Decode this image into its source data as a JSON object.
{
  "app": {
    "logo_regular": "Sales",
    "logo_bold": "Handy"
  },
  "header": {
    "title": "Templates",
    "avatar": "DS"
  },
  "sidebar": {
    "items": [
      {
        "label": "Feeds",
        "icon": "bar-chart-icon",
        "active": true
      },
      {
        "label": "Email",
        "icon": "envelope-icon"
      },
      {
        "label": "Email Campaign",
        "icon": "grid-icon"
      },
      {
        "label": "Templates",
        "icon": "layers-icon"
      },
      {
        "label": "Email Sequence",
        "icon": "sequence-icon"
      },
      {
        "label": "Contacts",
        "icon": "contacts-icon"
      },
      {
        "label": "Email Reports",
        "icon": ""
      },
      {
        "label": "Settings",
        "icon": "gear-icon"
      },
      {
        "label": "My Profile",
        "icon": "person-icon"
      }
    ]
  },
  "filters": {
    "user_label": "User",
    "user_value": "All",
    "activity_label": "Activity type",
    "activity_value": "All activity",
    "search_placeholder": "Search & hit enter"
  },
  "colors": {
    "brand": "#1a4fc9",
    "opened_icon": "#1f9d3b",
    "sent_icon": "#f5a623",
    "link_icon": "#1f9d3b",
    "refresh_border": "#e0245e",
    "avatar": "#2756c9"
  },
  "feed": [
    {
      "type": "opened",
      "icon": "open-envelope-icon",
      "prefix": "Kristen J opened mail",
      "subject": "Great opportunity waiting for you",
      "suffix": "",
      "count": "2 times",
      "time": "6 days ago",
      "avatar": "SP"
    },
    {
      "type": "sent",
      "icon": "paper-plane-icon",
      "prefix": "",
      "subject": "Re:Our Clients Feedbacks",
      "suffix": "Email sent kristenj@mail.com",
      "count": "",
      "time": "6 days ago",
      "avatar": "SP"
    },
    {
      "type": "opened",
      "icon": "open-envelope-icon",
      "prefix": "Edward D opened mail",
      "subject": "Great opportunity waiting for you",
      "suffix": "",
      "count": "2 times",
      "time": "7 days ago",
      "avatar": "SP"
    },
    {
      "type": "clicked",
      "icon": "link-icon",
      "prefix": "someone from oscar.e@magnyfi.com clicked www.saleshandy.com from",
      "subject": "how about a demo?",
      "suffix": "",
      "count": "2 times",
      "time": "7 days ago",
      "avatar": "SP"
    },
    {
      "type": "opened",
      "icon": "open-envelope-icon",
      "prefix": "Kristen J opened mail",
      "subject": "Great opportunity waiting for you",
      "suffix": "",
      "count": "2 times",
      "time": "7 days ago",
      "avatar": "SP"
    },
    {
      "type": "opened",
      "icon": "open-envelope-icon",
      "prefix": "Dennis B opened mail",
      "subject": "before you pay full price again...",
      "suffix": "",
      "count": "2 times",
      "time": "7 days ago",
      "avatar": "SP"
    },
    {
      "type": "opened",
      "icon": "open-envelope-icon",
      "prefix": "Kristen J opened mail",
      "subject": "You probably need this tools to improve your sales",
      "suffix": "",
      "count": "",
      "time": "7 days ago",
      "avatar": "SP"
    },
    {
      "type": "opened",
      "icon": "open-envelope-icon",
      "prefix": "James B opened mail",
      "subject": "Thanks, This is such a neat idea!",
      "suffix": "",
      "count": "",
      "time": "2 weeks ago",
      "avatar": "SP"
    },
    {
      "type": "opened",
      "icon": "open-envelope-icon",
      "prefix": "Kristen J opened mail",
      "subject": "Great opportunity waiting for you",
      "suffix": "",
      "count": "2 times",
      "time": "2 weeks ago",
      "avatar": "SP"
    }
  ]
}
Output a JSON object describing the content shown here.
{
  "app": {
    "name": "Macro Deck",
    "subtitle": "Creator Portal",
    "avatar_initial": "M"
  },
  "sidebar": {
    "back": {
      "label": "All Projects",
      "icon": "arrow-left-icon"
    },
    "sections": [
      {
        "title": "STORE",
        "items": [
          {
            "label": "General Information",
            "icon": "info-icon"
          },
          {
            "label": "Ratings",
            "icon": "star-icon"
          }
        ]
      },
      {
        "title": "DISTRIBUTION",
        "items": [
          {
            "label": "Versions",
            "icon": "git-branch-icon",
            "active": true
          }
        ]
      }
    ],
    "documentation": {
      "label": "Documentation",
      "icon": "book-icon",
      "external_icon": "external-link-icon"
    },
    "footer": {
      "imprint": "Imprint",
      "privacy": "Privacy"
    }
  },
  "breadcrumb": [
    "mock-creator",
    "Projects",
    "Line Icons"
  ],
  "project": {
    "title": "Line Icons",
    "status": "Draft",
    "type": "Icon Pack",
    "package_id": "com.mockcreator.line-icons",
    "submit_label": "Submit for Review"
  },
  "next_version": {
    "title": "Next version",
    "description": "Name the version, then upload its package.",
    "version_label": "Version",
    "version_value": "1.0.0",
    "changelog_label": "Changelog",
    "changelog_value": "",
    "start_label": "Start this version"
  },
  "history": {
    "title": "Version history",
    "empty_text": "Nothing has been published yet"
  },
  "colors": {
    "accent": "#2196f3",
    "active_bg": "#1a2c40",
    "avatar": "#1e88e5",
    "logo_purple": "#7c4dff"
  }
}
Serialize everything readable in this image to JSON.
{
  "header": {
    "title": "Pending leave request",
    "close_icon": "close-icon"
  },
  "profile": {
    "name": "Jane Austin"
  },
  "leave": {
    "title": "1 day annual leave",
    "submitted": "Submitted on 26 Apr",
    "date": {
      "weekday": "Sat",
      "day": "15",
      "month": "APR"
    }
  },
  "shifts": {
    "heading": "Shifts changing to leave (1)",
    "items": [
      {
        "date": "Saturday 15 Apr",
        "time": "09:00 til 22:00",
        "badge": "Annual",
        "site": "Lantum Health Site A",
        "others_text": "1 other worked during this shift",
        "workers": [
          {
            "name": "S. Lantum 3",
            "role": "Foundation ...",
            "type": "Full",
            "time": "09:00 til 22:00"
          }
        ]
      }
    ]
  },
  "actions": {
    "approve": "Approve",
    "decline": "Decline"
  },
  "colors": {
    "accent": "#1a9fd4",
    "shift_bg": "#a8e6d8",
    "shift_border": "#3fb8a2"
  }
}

* TASK REQUIREMENTS *
Copy all of the material word for word.

* WRITTEN SOLUTION *
Decode this image into its source data as a JSON object.
{
  "app": {
    "logo_regular": "Sales",
    "logo_bold": "Handy"
  },
  "header": {
    "title": "Templates",
    "avatar": "DS"
  },
  "sidebar": {
    "items": [
      {
        "label": "Feeds",
        "icon": "bar-chart-icon",
        "active": true
      },
      {
        "label": "Email",
        "icon": "envelope-icon"
      },
      {
        "label": "Email Campaign",
        "icon": "grid-icon"
      },
      {
        "label": "Templates",
        "icon": "layers-icon"
      },
      {
        "label": "Email Sequence",
        "icon": "sequence-icon"
      },
      {
        "label": "Contacts",
        "icon": "contacts-icon"
      },
      {
        "label": "Email Reports",
        "icon": ""
      },
      {
        "label": "Settings",
        "icon": "gear-icon"
      },
      {
        "label": "My Profile",
        "icon": "person-icon"
      }
    ]
  },
  "filters": {
    "user_label": "User",
    "user_value": "All",
    "activity_label": "Activity type",
    "activity_value": "All activity",
    "search_placeholder": "Search & hit enter"
  },
  "colors": {
    "brand": "#1a4fc9",
    "opened_icon": "#1f9d3b",
    "sent_icon": "#f5a623",
    "link_icon": "#1f9d3b",
    "refresh_border": "#e0245e",
    "avatar": "#2756c9"
  },
  "feed": [
    {
      "type": "opened",
      "icon": "open-envelope-icon",
      "prefix": "Kristen J opened mail",
      "subject": "Great opportunity waiting for you",
      "suffix": "",
      "count": "2 times",
      "time": "6 days ago",
      "avatar": "SP"
    },
    {
      "type": "sent",
      "icon": "paper-plane-icon",
      "prefix": "",
      "subject": "Re:Our Clients Feedbacks",
      "suffix": "Email sent kristenj@mail.com",
      "count": "",
      "time": "6 days ago",
      "avatar": "SP"
    },
    {
      "type": "opened",
      "icon": "open-envelope-icon",
      "prefix": "Edward D opened mail",
      "subject": "Great opportunity waiting for you",
      "suffix": "",
      "count": "2 times",
      "time": "7 days ago",
      "avatar": "SP"
    },
    {
      "type": "clicked",
      "icon": "link-icon",
      "prefix": "someone from oscar.e@magnyfi.com clicked www.saleshandy.com from",
      "subject": "how about a demo?",
      "suffix": "",
      "count": "2 times",
      "time": "7 days ago",
      "avatar": "SP"
    },
    {
      "type": "opened",
      "icon": "open-envelope-icon",
      "prefix": "Kristen J opened mail",
      "subject": "Great opportunity waiting for you",
      "suffix": "",
      "count": "2 times",
      "time": "7 days ago",
      "avatar": "SP"
    },
    {
      "type": "opened",
      "icon": "open-envelope-icon",
      "prefix": "Dennis B opened mail",
      "subject": "before you pay full price again...",
      "suffix": "",
      "count": "2 times",
      "time": "7 days ago",
      "avatar": "SP"
    },
    {
      "type": "opened",
      "icon": "open-envelope-icon",
      "prefix": "Kristen J opened mail",
      "subject": "You probably need this tools to improve your sales",
      "suffix": "",
      "count": "",
      "time": "7 days ago",
      "avatar": "SP"
    },
    {
      "type": "opened",
      "icon": "open-envelope-icon",
      "prefix": "James B opened mail",
      "subject": "Thanks, This is such a neat idea!",
      "suffix": "",
      "count": "",
      "time": "2 weeks ago",
      "avatar": "SP"
    },
    {
      "type": "opened",
      "icon": "open-envelope-icon",
      "prefix": "Kristen J opened mail",
      "subject": "Great opportunity waiting for you",
      "suffix": "",
      "count": "2 times",
      "time": "2 weeks ago",
      "avatar": "SP"
    }
  ]
}
Output a JSON object describing the content shown here.
{
  "app": {
    "name": "Macro Deck",
    "subtitle": "Creator Portal",
    "avatar_initial": "M"
  },
  "sidebar": {
    "back": {
      "label": "All Projects",
      "icon": "arrow-left-icon"
    },
    "sections": [
      {
        "title": "STORE",
        "items": [
          {
            "label": "General Information",
            "icon": "info-icon"
          },
          {
            "label": "Ratings",
            "icon": "star-icon"
          }
        ]
      },
      {
        "title": "DISTRIBUTION",
        "items": [
          {
            "label": "Versions",
            "icon": "git-branch-icon",
            "active": true
          }
        ]
      }
    ],
    "documentation": {
      "label": "Documentation",
      "icon": "book-icon",
      "external_icon": "external-link-icon"
    },
    "footer": {
      "imprint": "Imprint",
      "privacy": "Privacy"
    }
  },
  "breadcrumb": [
    "mock-creator",
    "Projects",
    "Line Icons"
  ],
  "project": {
    "title": "Line Icons",
    "status": "Draft",
    "type": "Icon Pack",
    "package_id": "com.mockcreator.line-icons",
    "submit_label": "Submit for Review"
  },
  "next_version": {
    "title": "Next version",
    "description": "Name the version, then upload its package.",
    "version_label": "Version",
    "version_value": "1.0.0",
    "changelog_label": "Changelog",
    "changelog_value": "",
    "start_label": "Start this version"
  },
  "history": {
    "title": "Version history",
    "empty_text": "Nothing has been published yet"
  },
  "colors": {
    "accent": "#2196f3",
    "active_bg": "#1a2c40",
    "avatar": "#1e88e5",
    "logo_purple": "#7c4dff"
  }
}
Serialize everything readable in this image to JSON.
{
  "header": {
    "title": "Pending leave request",
    "close_icon": "close-icon"
  },
  "profile": {
    "name": "Jane Austin"
  },
  "leave": {
    "title": "1 day annual leave",
    "submitted": "Submitted on 26 Apr",
    "date": {
      "weekday": "Sat",
      "day": "15",
      "month": "APR"
    }
  },
  "shifts": {
    "heading": "Shifts changing to leave (1)",
    "items": [
      {
        "date": "Saturday 15 Apr",
        "time": "09:00 til 22:00",
        "badge": "Annual",
        "site": "Lantum Health Site A",
        "others_text": "1 other worked during this shift",
        "workers": [
          {
            "name": "S. Lantum 3",
            "role": "Foundation ...",
            "type": "Full",
            "time": "09:00 til 22:00"
          }
        ]
      }
    ]
  },
  "actions": {
    "approve": "Approve",
    "decline": "Decline"
  },
  "colors": {
    "accent": "#1a9fd4",
    "shift_bg": "#a8e6d8",
    "shift_border": "#3fb8a2"
  }
}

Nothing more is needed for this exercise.